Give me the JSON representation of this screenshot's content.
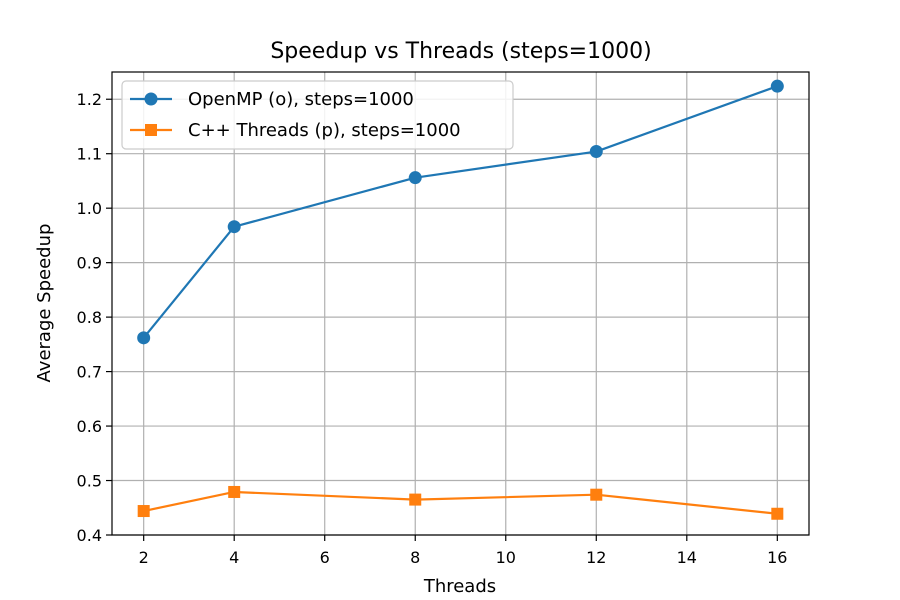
{
  "chart_data": {
    "type": "line",
    "title": "Speedup vs Threads (steps=1000)",
    "xlabel": "Threads",
    "ylabel": "Average Speedup",
    "x": [
      2,
      4,
      8,
      12,
      16
    ],
    "xlim": [
      1.3,
      16.7
    ],
    "ylim": [
      0.4,
      1.25
    ],
    "xticks": [
      2,
      4,
      6,
      8,
      10,
      12,
      14,
      16
    ],
    "yticks": [
      0.4,
      0.5,
      0.6,
      0.7,
      0.8,
      0.9,
      1.0,
      1.1,
      1.2
    ],
    "ytick_labels": [
      "0.4",
      "0.5",
      "0.6",
      "0.7",
      "0.8",
      "0.9",
      "1.0",
      "1.1",
      "1.2"
    ],
    "grid": true,
    "legend_position": "top-left",
    "series": [
      {
        "name": "OpenMP (o), steps=1000",
        "color": "#1f77b4",
        "marker": "circle",
        "values": [
          0.762,
          0.966,
          1.056,
          1.104,
          1.224
        ]
      },
      {
        "name": "C++ Threads (p), steps=1000",
        "color": "#ff7f0e",
        "marker": "square",
        "values": [
          0.444,
          0.479,
          0.465,
          0.474,
          0.439
        ]
      }
    ]
  }
}
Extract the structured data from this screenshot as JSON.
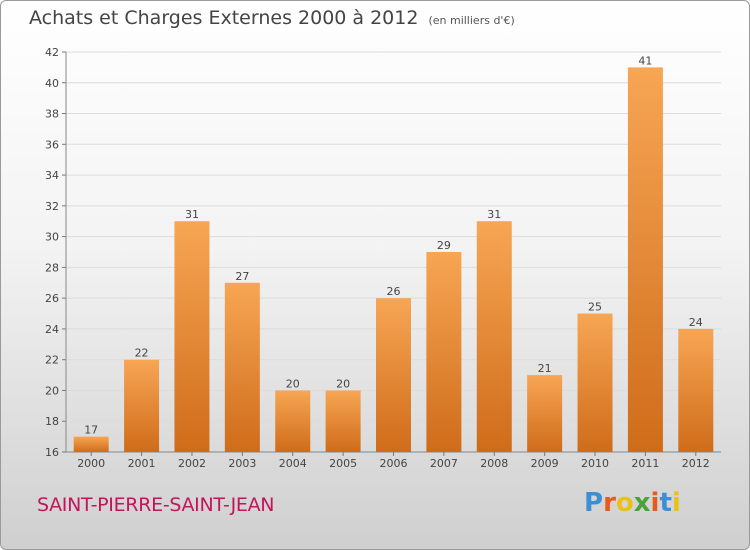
{
  "header": {
    "title": "Achats et Charges Externes 2000 à 2012",
    "subtitle": "(en milliers d'€)"
  },
  "footer": {
    "location": "SAINT-PIERRE-SAINT-JEAN",
    "logo_text": "Proxiti",
    "logo_colors": [
      "#3d8fd4",
      "#e65a1b",
      "#e8c21a",
      "#4aa338",
      "#e65a1b",
      "#3d8fd4",
      "#e8c21a"
    ]
  },
  "chart_data": {
    "type": "bar",
    "categories": [
      "2000",
      "2001",
      "2002",
      "2003",
      "2004",
      "2005",
      "2006",
      "2007",
      "2008",
      "2009",
      "2010",
      "2011",
      "2012"
    ],
    "values": [
      17,
      22,
      31,
      27,
      20,
      20,
      26,
      29,
      31,
      21,
      25,
      41,
      24
    ],
    "data_labels": [
      "17",
      "22",
      "31",
      "27",
      "20",
      "20",
      "26",
      "29",
      "31",
      "21",
      "25",
      "41",
      "24"
    ],
    "ylim": [
      16,
      42
    ],
    "y_ticks": [
      16,
      18,
      20,
      22,
      24,
      26,
      28,
      30,
      32,
      34,
      36,
      38,
      40,
      42
    ],
    "grid": true,
    "bar_color": "#f0913a"
  }
}
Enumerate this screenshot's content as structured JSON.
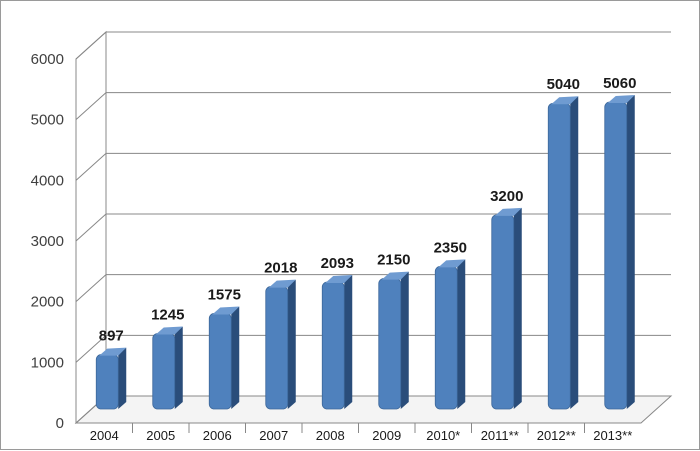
{
  "chart_data": {
    "type": "bar",
    "title": "",
    "xlabel": "",
    "ylabel": "",
    "categories": [
      "2004",
      "2005",
      "2006",
      "2007",
      "2008",
      "2009",
      "2010*",
      "2011**",
      "2012**",
      "2013**"
    ],
    "values": [
      897,
      1245,
      1575,
      2018,
      2093,
      2150,
      2350,
      3200,
      5040,
      5060
    ],
    "data_labels": [
      "897",
      "1245",
      "1575",
      "2018",
      "2093",
      "2150",
      "2350",
      "3200",
      "5040",
      "5060"
    ],
    "y_ticks": [
      "0",
      "1000",
      "2000",
      "3000",
      "4000",
      "5000",
      "6000"
    ],
    "ylim": [
      0,
      6000
    ],
    "grid": true,
    "legend": "none",
    "style": "3d-cylinder",
    "colors": {
      "bar_front": "#4f81bd",
      "bar_dark": "#2a4d7a",
      "bar_top": "#6f9bd1",
      "gridline": "#888888",
      "axis_text": "#404040"
    }
  }
}
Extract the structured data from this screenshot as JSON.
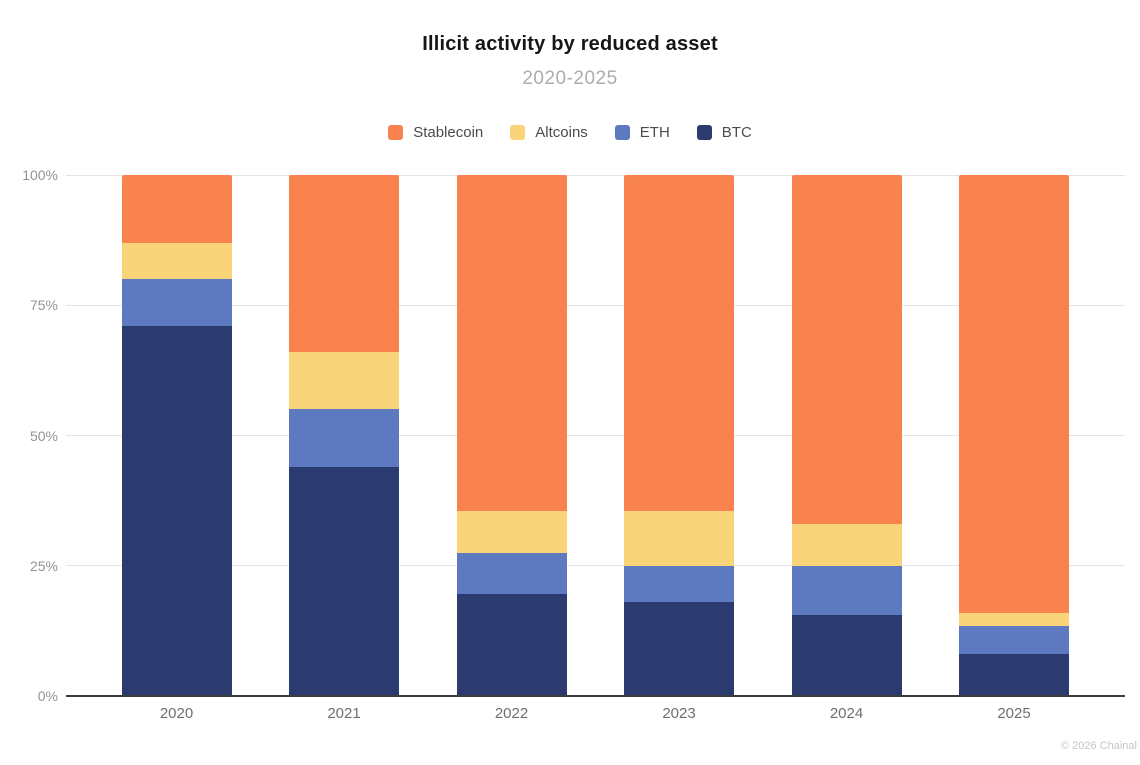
{
  "title": "Illicit activity by reduced asset",
  "subtitle": "2020-2025",
  "footer": "© 2026 Chainal",
  "legend": [
    {
      "label": "Stablecoin",
      "color": "#f8834e"
    },
    {
      "label": "Altcoins",
      "color": "#fad478"
    },
    {
      "label": "ETH",
      "color": "#5d79bf"
    },
    {
      "label": "BTC",
      "color": "#2b3a6f"
    }
  ],
  "y_axis": {
    "ticks": [
      {
        "label": "100%",
        "value": 100
      },
      {
        "label": "75%",
        "value": 75
      },
      {
        "label": "50%",
        "value": 50
      },
      {
        "label": "25%",
        "value": 25
      },
      {
        "label": "0%",
        "value": 0
      }
    ]
  },
  "chart_data": {
    "type": "bar",
    "stacked": true,
    "normalized": "percent",
    "title": "Illicit activity by reduced asset",
    "subtitle": "2020-2025",
    "categories": [
      "2020",
      "2021",
      "2022",
      "2023",
      "2024",
      "2025"
    ],
    "series": [
      {
        "name": "BTC",
        "color": "#2b3a6f",
        "values": [
          71,
          44,
          19.5,
          18,
          15.5,
          8
        ]
      },
      {
        "name": "ETH",
        "color": "#5d79bf",
        "values": [
          9,
          11,
          8,
          7,
          9.5,
          5.5
        ]
      },
      {
        "name": "Altcoins",
        "color": "#fad478",
        "values": [
          7,
          11,
          8,
          10.5,
          8,
          2.5
        ]
      },
      {
        "name": "Stablecoin",
        "color": "#f8834e",
        "values": [
          13,
          34,
          64.5,
          64.5,
          67,
          84
        ]
      }
    ],
    "stack_order": "bottom-to-top",
    "xlabel": "",
    "ylabel": "",
    "ylim": [
      0,
      100
    ],
    "grid": true,
    "gridlines_percent": [
      25,
      50,
      75,
      100
    ],
    "legend_position": "top"
  }
}
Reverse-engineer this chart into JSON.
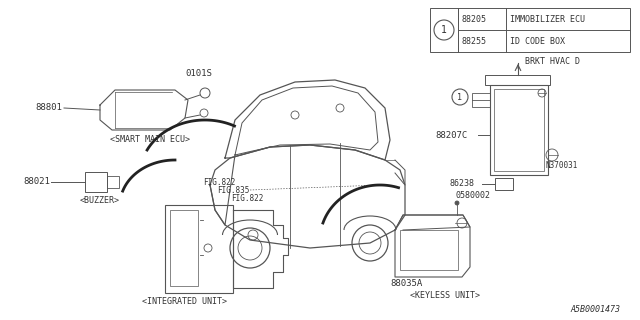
{
  "bg_color": "#ffffff",
  "line_color": "#555555",
  "text_color": "#333333",
  "diagram_id": "A5B0001473",
  "legend": {
    "rows": [
      {
        "part_num": "88205",
        "description": "IMMOBILIZER ECU"
      },
      {
        "part_num": "88255",
        "description": "ID CODE BOX"
      }
    ]
  }
}
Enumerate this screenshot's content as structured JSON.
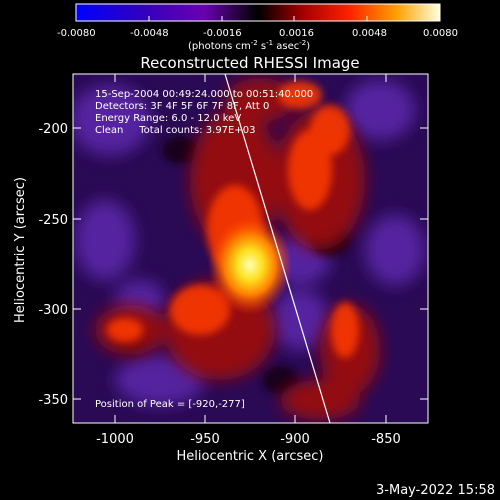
{
  "colorbar": {
    "ticks": [
      "-0.0080",
      "-0.0048",
      "-0.0016",
      "0.0016",
      "0.0048",
      "0.0080"
    ],
    "unit_pre": "(photons cm",
    "unit_sup1": "-2",
    "unit_mid": " s",
    "unit_sup2": "-1",
    "unit_mid2": " asec",
    "unit_sup3": "-2",
    "unit_post": ")"
  },
  "title": "Reconstructed RHESSI Image",
  "annotations": {
    "line1": "15-Sep-2004 00:49:24.000 to 00:51:40.000",
    "line2": "Detectors: 3F 4F 5F 6F 7F 8F, Att 0",
    "line3": "Energy Range: 6.0 - 12.0 keV",
    "line4": "Clean     Total counts: 3.97E+03",
    "peak": "Position of Peak = [-920,-277]"
  },
  "axes": {
    "xlabel": "Heliocentric X (arcsec)",
    "ylabel": "Heliocentric Y (arcsec)",
    "xticks": [
      "-1000",
      "-950",
      "-900",
      "-850"
    ],
    "yticks": [
      "-200",
      "-250",
      "-300",
      "-350"
    ]
  },
  "footer": "3-May-2022 15:58",
  "colors": {
    "background": "#000000",
    "text": "#ffffff",
    "blob_core": "#ffff40",
    "blob_mid": "#ff4000",
    "blob_outer": "#a00000",
    "background_purple": "#5020a0"
  }
}
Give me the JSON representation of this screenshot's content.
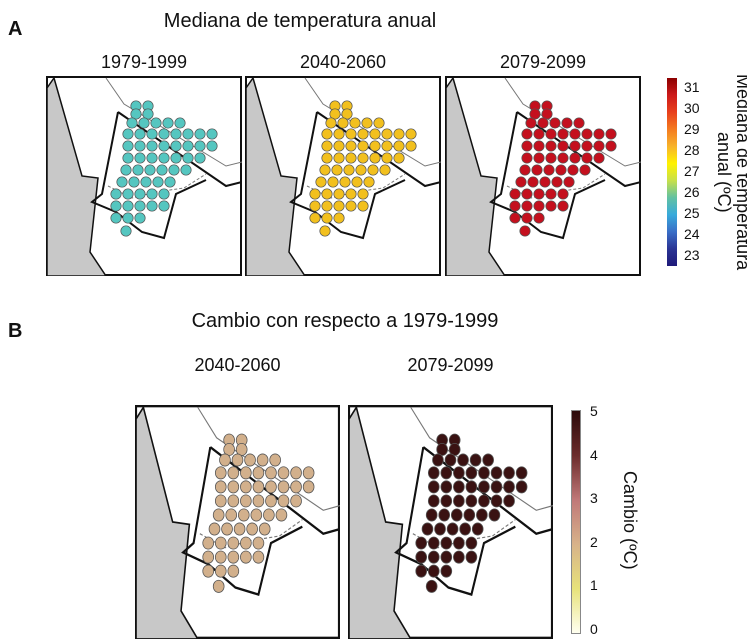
{
  "panels": {
    "a": {
      "letter": "A",
      "title": "Mediana de temperatura anual",
      "maps": [
        {
          "period": "1979-1999"
        },
        {
          "period": "2040-2060"
        },
        {
          "period": "2079-2099"
        }
      ],
      "colorbar": {
        "label_line1": "Mediana de temperatura",
        "label_line2": "anual (ºC)",
        "ticks": [
          "31",
          "30",
          "29",
          "28",
          "27",
          "26",
          "25",
          "24",
          "23"
        ],
        "colors": [
          "#8b0000",
          "#cc1a1a",
          "#e8401c",
          "#f47b20",
          "#f7b32b",
          "#fff200",
          "#c7e04a",
          "#62c1a2",
          "#38aadb",
          "#3a6ec7",
          "#2a3494",
          "#1f1a7a"
        ]
      },
      "map_fill": [
        "#55c6c0",
        "#f2c01e",
        "#c4101e"
      ]
    },
    "b": {
      "letter": "B",
      "title": "Cambio con respecto a 1979-1999",
      "maps": [
        {
          "period": "2040-2060"
        },
        {
          "period": "2079-2099"
        }
      ],
      "colorbar": {
        "label": "Cambio (ºC)",
        "ticks": [
          "5",
          "4",
          "3",
          "2",
          "1",
          "0"
        ],
        "colors": [
          "#2b0a0a",
          "#6b2c2c",
          "#c07878",
          "#d7b28a",
          "#e7e27a",
          "#fffff0"
        ]
      },
      "map_fill": [
        "#d2b08c",
        "#3a1212"
      ]
    }
  }
}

What is asked:
State only the number of lines in these entries that contain "temperatura".

The completed task:
2